● Directions for this task
Print the records below exactly as they appear.

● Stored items
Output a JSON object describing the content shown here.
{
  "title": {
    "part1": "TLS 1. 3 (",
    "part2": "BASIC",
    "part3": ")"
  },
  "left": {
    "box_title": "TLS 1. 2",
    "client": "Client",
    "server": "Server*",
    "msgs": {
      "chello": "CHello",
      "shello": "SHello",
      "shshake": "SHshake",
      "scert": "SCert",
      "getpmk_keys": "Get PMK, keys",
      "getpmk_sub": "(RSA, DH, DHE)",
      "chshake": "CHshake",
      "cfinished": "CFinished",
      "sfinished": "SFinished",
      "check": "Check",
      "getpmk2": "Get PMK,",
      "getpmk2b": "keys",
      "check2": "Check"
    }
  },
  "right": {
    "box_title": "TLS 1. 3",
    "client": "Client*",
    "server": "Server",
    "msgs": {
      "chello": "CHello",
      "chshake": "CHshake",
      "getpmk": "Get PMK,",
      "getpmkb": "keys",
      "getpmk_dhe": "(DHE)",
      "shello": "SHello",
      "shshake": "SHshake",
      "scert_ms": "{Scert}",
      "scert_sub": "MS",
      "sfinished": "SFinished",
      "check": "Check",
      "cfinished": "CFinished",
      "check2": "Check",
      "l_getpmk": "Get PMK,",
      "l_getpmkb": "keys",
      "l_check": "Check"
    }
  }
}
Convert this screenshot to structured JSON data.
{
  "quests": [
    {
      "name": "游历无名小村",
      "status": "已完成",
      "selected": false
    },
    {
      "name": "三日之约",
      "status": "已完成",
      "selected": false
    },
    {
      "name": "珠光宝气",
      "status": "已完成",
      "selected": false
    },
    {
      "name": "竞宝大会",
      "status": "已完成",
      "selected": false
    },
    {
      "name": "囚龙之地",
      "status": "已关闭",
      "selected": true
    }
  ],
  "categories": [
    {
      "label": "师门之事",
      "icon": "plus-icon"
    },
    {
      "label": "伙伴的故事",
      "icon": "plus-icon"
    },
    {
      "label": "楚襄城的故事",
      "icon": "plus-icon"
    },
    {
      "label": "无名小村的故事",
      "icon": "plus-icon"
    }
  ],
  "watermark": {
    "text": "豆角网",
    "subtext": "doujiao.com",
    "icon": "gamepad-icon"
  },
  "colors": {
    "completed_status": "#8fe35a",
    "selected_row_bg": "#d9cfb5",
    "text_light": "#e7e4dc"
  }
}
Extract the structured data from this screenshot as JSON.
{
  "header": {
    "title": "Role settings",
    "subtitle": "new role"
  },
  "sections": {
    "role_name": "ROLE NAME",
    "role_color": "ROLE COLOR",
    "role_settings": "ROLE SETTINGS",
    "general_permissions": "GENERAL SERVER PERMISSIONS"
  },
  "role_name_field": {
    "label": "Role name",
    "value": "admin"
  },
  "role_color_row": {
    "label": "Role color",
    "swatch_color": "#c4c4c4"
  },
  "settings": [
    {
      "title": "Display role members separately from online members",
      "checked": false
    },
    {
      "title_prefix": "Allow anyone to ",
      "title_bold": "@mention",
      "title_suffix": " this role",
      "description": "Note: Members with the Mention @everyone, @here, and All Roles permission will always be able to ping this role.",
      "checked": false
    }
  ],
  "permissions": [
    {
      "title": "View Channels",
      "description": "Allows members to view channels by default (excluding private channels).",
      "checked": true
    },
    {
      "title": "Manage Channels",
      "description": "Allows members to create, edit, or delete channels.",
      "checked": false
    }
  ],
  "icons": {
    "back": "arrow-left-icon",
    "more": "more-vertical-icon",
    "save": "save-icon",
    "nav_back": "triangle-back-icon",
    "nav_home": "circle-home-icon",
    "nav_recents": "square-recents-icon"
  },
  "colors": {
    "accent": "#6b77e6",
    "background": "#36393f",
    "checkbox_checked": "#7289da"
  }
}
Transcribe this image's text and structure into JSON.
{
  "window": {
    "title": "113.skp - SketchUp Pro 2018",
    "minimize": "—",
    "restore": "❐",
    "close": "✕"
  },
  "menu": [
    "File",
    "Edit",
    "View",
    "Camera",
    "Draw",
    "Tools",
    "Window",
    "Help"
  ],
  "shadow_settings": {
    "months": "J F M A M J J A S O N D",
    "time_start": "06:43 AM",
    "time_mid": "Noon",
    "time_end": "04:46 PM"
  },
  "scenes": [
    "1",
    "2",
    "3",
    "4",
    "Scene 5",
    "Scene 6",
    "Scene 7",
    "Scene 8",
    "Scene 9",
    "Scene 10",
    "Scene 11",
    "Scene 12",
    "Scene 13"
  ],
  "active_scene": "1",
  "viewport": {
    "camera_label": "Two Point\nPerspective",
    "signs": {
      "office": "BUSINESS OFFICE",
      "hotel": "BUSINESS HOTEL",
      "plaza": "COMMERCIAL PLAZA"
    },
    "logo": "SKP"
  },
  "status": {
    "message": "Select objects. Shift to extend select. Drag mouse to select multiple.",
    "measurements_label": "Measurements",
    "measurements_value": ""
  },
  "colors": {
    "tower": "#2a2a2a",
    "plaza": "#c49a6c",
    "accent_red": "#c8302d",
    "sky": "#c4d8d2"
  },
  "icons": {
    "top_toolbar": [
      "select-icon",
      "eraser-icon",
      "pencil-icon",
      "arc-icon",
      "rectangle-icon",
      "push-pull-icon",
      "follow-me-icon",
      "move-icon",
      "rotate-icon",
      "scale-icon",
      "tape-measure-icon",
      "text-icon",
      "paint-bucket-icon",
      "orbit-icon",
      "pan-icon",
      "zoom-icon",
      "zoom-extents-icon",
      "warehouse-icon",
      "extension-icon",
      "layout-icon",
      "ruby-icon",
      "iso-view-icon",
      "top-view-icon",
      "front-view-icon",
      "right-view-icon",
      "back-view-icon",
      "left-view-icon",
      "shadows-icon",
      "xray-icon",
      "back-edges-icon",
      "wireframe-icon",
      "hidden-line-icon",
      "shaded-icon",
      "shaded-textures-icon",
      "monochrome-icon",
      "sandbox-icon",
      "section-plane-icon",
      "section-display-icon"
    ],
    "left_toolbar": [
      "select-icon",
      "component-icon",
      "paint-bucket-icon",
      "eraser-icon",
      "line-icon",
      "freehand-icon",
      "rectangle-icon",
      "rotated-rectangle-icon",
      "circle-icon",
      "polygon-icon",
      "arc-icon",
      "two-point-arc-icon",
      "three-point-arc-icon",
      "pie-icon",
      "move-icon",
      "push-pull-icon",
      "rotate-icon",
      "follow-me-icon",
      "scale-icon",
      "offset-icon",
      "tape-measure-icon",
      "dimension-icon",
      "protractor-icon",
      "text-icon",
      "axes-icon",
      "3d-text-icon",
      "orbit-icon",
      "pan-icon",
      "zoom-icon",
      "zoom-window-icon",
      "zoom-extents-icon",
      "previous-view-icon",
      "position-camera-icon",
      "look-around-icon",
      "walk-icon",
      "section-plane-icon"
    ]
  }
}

● Reply
Output a JSON object describing the content shown here.
{
  "title": {
    "part1": "TLS 1. 3 (",
    "part2": "BASIC",
    "part3": ")"
  },
  "left": {
    "box_title": "TLS 1. 2",
    "client": "Client",
    "server": "Server*",
    "msgs": {
      "chello": "CHello",
      "shello": "SHello",
      "shshake": "SHshake",
      "scert": "SCert",
      "getpmk_keys": "Get PMK, keys",
      "getpmk_sub": "(RSA, DH, DHE)",
      "chshake": "CHshake",
      "cfinished": "CFinished",
      "sfinished": "SFinished",
      "check": "Check",
      "getpmk2": "Get PMK,",
      "getpmk2b": "keys",
      "check2": "Check"
    }
  },
  "right": {
    "box_title": "TLS 1. 3",
    "client": "Client*",
    "server": "Server",
    "msgs": {
      "chello": "CHello",
      "chshake": "CHshake",
      "getpmk": "Get PMK,",
      "getpmkb": "keys",
      "getpmk_dhe": "(DHE)",
      "shello": "SHello",
      "shshake": "SHshake",
      "scert_ms": "{Scert}",
      "scert_sub": "MS",
      "sfinished": "SFinished",
      "check": "Check",
      "cfinished": "CFinished",
      "check2": "Check",
      "l_getpmk": "Get PMK,",
      "l_getpmkb": "keys",
      "l_check": "Check"
    }
  }
}
Convert this screenshot to structured JSON data.
{
  "quests": [
    {
      "name": "游历无名小村",
      "status": "已完成",
      "selected": false
    },
    {
      "name": "三日之约",
      "status": "已完成",
      "selected": false
    },
    {
      "name": "珠光宝气",
      "status": "已完成",
      "selected": false
    },
    {
      "name": "竞宝大会",
      "status": "已完成",
      "selected": false
    },
    {
      "name": "囚龙之地",
      "status": "已关闭",
      "selected": true
    }
  ],
  "categories": [
    {
      "label": "师门之事",
      "icon": "plus-icon"
    },
    {
      "label": "伙伴的故事",
      "icon": "plus-icon"
    },
    {
      "label": "楚襄城的故事",
      "icon": "plus-icon"
    },
    {
      "label": "无名小村的故事",
      "icon": "plus-icon"
    }
  ],
  "watermark": {
    "text": "豆角网",
    "subtext": "doujiao.com",
    "icon": "gamepad-icon"
  },
  "colors": {
    "completed_status": "#8fe35a",
    "selected_row_bg": "#d9cfb5",
    "text_light": "#e7e4dc"
  }
}
Extract the structured data from this screenshot as JSON.
{
  "header": {
    "title": "Role settings",
    "subtitle": "new role"
  },
  "sections": {
    "role_name": "ROLE NAME",
    "role_color": "ROLE COLOR",
    "role_settings": "ROLE SETTINGS",
    "general_permissions": "GENERAL SERVER PERMISSIONS"
  },
  "role_name_field": {
    "label": "Role name",
    "value": "admin"
  },
  "role_color_row": {
    "label": "Role color",
    "swatch_color": "#c4c4c4"
  },
  "settings": [
    {
      "title": "Display role members separately from online members",
      "checked": false
    },
    {
      "title_prefix": "Allow anyone to ",
      "title_bold": "@mention",
      "title_suffix": " this role",
      "description": "Note: Members with the Mention @everyone, @here, and All Roles permission will always be able to ping this role.",
      "checked": false
    }
  ],
  "permissions": [
    {
      "title": "View Channels",
      "description": "Allows members to view channels by default (excluding private channels).",
      "checked": true
    },
    {
      "title": "Manage Channels",
      "description": "Allows members to create, edit, or delete channels.",
      "checked": false
    }
  ],
  "icons": {
    "back": "arrow-left-icon",
    "more": "more-vertical-icon",
    "save": "save-icon",
    "nav_back": "triangle-back-icon",
    "nav_home": "circle-home-icon",
    "nav_recents": "square-recents-icon"
  },
  "colors": {
    "accent": "#6b77e6",
    "background": "#36393f",
    "checkbox_checked": "#7289da"
  }
}
Transcribe this image's text and structure into JSON.
{
  "window": {
    "title": "113.skp - SketchUp Pro 2018",
    "minimize": "—",
    "restore": "❐",
    "close": "✕"
  },
  "menu": [
    "File",
    "Edit",
    "View",
    "Camera",
    "Draw",
    "Tools",
    "Window",
    "Help"
  ],
  "shadow_settings": {
    "months": "J F M A M J J A S O N D",
    "time_start": "06:43 AM",
    "time_mid": "Noon",
    "time_end": "04:46 PM"
  },
  "scenes": [
    "1",
    "2",
    "3",
    "4",
    "Scene 5",
    "Scene 6",
    "Scene 7",
    "Scene 8",
    "Scene 9",
    "Scene 10",
    "Scene 11",
    "Scene 12",
    "Scene 13"
  ],
  "active_scene": "1",
  "viewport": {
    "camera_label": "Two Point\nPerspective",
    "signs": {
      "office": "BUSINESS OFFICE",
      "hotel": "BUSINESS HOTEL",
      "plaza": "COMMERCIAL PLAZA"
    },
    "logo": "SKP"
  },
  "status": {
    "message": "Select objects. Shift to extend select. Drag mouse to select multiple.",
    "measurements_label": "Measurements",
    "measurements_value": ""
  },
  "colors": {
    "tower": "#2a2a2a",
    "plaza": "#c49a6c",
    "accent_red": "#c8302d",
    "sky": "#c4d8d2"
  },
  "icons": {
    "top_toolbar": [
      "select-icon",
      "eraser-icon",
      "pencil-icon",
      "arc-icon",
      "rectangle-icon",
      "push-pull-icon",
      "follow-me-icon",
      "move-icon",
      "rotate-icon",
      "scale-icon",
      "tape-measure-icon",
      "text-icon",
      "paint-bucket-icon",
      "orbit-icon",
      "pan-icon",
      "zoom-icon",
      "zoom-extents-icon",
      "warehouse-icon",
      "extension-icon",
      "layout-icon",
      "ruby-icon",
      "iso-view-icon",
      "top-view-icon",
      "front-view-icon",
      "right-view-icon",
      "back-view-icon",
      "left-view-icon",
      "shadows-icon",
      "xray-icon",
      "back-edges-icon",
      "wireframe-icon",
      "hidden-line-icon",
      "shaded-icon",
      "shaded-textures-icon",
      "monochrome-icon",
      "sandbox-icon",
      "section-plane-icon",
      "section-display-icon"
    ],
    "left_toolbar": [
      "select-icon",
      "component-icon",
      "paint-bucket-icon",
      "eraser-icon",
      "line-icon",
      "freehand-icon",
      "rectangle-icon",
      "rotated-rectangle-icon",
      "circle-icon",
      "polygon-icon",
      "arc-icon",
      "two-point-arc-icon",
      "three-point-arc-icon",
      "pie-icon",
      "move-icon",
      "push-pull-icon",
      "rotate-icon",
      "follow-me-icon",
      "scale-icon",
      "offset-icon",
      "tape-measure-icon",
      "dimension-icon",
      "protractor-icon",
      "text-icon",
      "axes-icon",
      "3d-text-icon",
      "orbit-icon",
      "pan-icon",
      "zoom-icon",
      "zoom-window-icon",
      "zoom-extents-icon",
      "previous-view-icon",
      "position-camera-icon",
      "look-around-icon",
      "walk-icon",
      "section-plane-icon"
    ]
  }
}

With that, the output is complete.